Aim
Gather every line holding the string "Shop".

[Stored data]
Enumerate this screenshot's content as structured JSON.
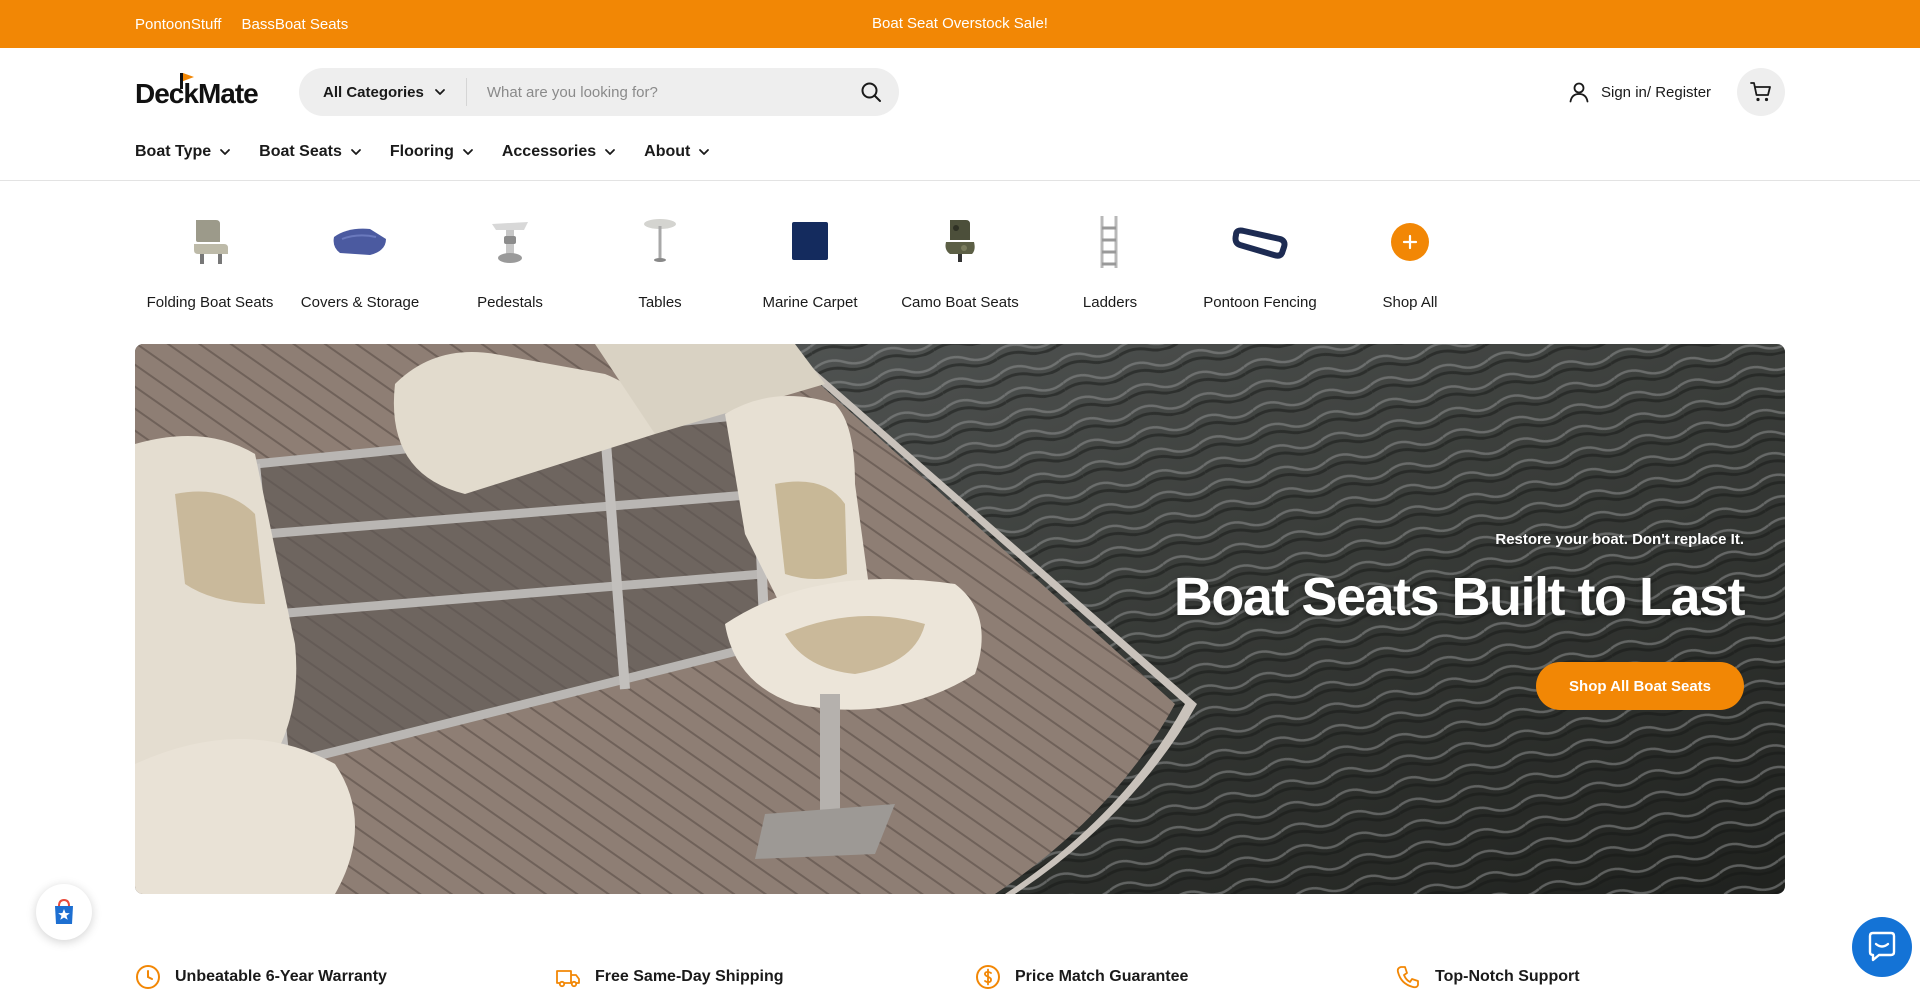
{
  "colors": {
    "accent": "#f28705",
    "chat": "#1473d6",
    "text": "#1a1a1a",
    "search_bg": "#eeeeee"
  },
  "topbar": {
    "links": [
      "PontoonStuff",
      "BassBoat Seats"
    ],
    "promo": "Boat Seat Overstock Sale!"
  },
  "header": {
    "logo": "DeckMate",
    "search": {
      "category": "All Categories",
      "placeholder": "What are you looking for?"
    },
    "account_label": "Sign in/ Register"
  },
  "nav": {
    "items": [
      "Boat Type",
      "Boat Seats",
      "Flooring",
      "Accessories",
      "About"
    ]
  },
  "categories": [
    {
      "label": "Folding Boat Seats",
      "icon": "folding-seat-icon"
    },
    {
      "label": "Covers & Storage",
      "icon": "boat-cover-icon"
    },
    {
      "label": "Pedestals",
      "icon": "pedestal-icon"
    },
    {
      "label": "Tables",
      "icon": "table-icon"
    },
    {
      "label": "Marine Carpet",
      "icon": "carpet-icon"
    },
    {
      "label": "Camo Boat Seats",
      "icon": "camo-seat-icon"
    },
    {
      "label": "Ladders",
      "icon": "ladder-icon"
    },
    {
      "label": "Pontoon Fencing",
      "icon": "fence-icon"
    },
    {
      "label": "Shop All",
      "icon": "plus-icon"
    }
  ],
  "hero": {
    "subtitle": "Restore your boat. Don't replace It.",
    "title": "Boat Seats Built to Last",
    "cta": "Shop All Boat Seats"
  },
  "features": [
    {
      "label": "Unbeatable 6-Year Warranty",
      "icon": "clock-icon"
    },
    {
      "label": "Free Same-Day Shipping",
      "icon": "truck-icon"
    },
    {
      "label": "Price Match Guarantee",
      "icon": "dollar-icon"
    },
    {
      "label": "Top-Notch Support",
      "icon": "phone-icon"
    }
  ]
}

Finished exercise
      "label": "Shop All",
    "cta": "Shop All Boat Seats"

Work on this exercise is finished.